* AIM
In the records below, find each line containing the word "Late" and copy it.

Data excerpts
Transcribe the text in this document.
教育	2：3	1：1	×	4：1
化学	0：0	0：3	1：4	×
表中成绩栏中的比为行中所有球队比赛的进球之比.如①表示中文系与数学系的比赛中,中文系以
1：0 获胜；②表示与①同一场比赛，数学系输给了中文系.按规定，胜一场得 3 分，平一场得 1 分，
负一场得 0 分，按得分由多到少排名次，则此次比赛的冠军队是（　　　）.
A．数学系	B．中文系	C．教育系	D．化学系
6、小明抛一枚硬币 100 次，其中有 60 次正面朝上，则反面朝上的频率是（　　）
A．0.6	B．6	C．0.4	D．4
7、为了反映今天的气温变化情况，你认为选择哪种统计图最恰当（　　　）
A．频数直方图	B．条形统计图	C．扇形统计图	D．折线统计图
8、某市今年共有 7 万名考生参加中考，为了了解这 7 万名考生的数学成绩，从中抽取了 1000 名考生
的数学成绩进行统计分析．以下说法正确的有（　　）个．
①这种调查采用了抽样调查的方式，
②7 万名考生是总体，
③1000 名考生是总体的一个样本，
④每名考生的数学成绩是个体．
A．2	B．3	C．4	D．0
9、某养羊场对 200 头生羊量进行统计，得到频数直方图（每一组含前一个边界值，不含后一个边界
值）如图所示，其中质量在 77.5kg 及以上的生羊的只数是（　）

...

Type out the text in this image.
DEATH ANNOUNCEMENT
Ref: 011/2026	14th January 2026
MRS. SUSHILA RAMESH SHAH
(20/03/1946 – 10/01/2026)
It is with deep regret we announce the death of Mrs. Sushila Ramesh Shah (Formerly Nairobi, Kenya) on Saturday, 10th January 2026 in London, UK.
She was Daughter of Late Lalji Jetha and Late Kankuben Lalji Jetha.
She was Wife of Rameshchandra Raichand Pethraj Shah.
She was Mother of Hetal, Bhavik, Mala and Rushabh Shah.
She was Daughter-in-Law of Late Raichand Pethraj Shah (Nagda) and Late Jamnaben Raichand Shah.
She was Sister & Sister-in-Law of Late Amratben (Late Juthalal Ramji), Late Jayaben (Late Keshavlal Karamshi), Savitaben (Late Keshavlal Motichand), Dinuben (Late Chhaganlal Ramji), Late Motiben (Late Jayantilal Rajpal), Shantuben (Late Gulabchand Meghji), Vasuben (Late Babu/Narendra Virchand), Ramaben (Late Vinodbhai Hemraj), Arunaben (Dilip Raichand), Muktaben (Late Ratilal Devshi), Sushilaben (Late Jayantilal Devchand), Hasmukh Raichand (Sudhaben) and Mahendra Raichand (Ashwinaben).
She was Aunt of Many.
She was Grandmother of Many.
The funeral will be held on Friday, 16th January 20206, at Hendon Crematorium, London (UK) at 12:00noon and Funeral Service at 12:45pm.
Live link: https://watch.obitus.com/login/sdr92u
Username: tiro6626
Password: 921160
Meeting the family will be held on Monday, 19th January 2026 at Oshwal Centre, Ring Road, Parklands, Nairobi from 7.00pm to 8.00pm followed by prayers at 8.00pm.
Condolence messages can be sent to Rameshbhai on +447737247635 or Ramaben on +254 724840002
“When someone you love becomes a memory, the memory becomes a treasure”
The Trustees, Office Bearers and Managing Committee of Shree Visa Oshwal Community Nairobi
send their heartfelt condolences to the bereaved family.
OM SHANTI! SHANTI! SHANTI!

* RESULT FOR THIS EXERCISE
She was Daughter of Late Lalji Jetha and Late Kankuben Lalji Jetha.
She was Daughter-in-Law of Late Raichand Pethraj Shah (Nagda) and Late Jamnaben Raichand Shah.
She was Sister & Sister-in-Law of Late Amratben (Late Juthalal Ramji), Late Jayaben (Late Keshavlal Karamshi), Savitaben (Late Keshavlal Motichand), Dinuben (Late Chhaganlal Ramji), Late Motiben (Late Jayantilal Rajpal), Shantuben (Late Gulabchand Meghji), Vasuben (Late Babu/Narendra Virchand), Ramaben (Late Vinodbhai Hemraj), Arunaben (Dilip Raichand), Muktaben (Late Ratilal Devshi), Sushilaben (Late Jayantilal Devchand), Hasmukh Raichand (Sudhaben) and Mahendra Raichand (Ashwinaben).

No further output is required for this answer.